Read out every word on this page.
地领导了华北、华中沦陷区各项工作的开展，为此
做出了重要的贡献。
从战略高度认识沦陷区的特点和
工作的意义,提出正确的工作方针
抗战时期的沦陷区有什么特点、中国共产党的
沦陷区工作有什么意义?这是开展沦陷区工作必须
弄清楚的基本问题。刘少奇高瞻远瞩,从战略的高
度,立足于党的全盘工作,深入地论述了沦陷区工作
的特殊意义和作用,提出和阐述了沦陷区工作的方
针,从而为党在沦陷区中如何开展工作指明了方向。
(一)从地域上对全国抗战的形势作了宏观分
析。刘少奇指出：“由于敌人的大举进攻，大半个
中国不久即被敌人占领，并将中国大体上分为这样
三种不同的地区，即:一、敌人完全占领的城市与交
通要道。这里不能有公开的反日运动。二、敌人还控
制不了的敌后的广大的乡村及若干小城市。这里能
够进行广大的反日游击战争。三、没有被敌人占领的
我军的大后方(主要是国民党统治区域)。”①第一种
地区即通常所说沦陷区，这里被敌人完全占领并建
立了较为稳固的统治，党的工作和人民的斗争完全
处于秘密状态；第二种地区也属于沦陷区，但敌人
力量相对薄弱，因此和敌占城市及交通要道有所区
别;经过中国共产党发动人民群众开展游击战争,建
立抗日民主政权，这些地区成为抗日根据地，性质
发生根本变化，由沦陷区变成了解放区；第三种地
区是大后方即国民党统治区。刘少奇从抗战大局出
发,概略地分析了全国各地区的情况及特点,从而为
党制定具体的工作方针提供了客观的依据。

# EXERCISE TASK
Each line in the material above must be retyped without alteration.

# RESULT BELOW
Read out every word on this page.
地领导了华北、华中沦陷区各项工作的开展，为此
做出了重要的贡献。
从战略高度认识沦陷区的特点和
工作的意义,提出正确的工作方针
抗战时期的沦陷区有什么特点、中国共产党的
沦陷区工作有什么意义?这是开展沦陷区工作必须
弄清楚的基本问题。刘少奇高瞻远瞩,从战略的高
度,立足于党的全盘工作,深入地论述了沦陷区工作
的特殊意义和作用,提出和阐述了沦陷区工作的方
针,从而为党在沦陷区中如何开展工作指明了方向。
(一)从地域上对全国抗战的形势作了宏观分
析。刘少奇指出：“由于敌人的大举进攻，大半个
中国不久即被敌人占领，并将中国大体上分为这样
三种不同的地区，即:一、敌人完全占领的城市与交
通要道。这里不能有公开的反日运动。二、敌人还控
制不了的敌后的广大的乡村及若干小城市。这里能
够进行广大的反日游击战争。三、没有被敌人占领的
我军的大后方(主要是国民党统治区域)。”①第一种
地区即通常所说沦陷区，这里被敌人完全占领并建
立了较为稳固的统治，党的工作和人民的斗争完全
处于秘密状态；第二种地区也属于沦陷区，但敌人
力量相对薄弱，因此和敌占城市及交通要道有所区
别;经过中国共产党发动人民群众开展游击战争,建
立抗日民主政权，这些地区成为抗日根据地，性质
发生根本变化，由沦陷区变成了解放区；第三种地
区是大后方即国民党统治区。刘少奇从抗战大局出
发,概略地分析了全国各地区的情况及特点,从而为
党制定具体的工作方针提供了客观的依据。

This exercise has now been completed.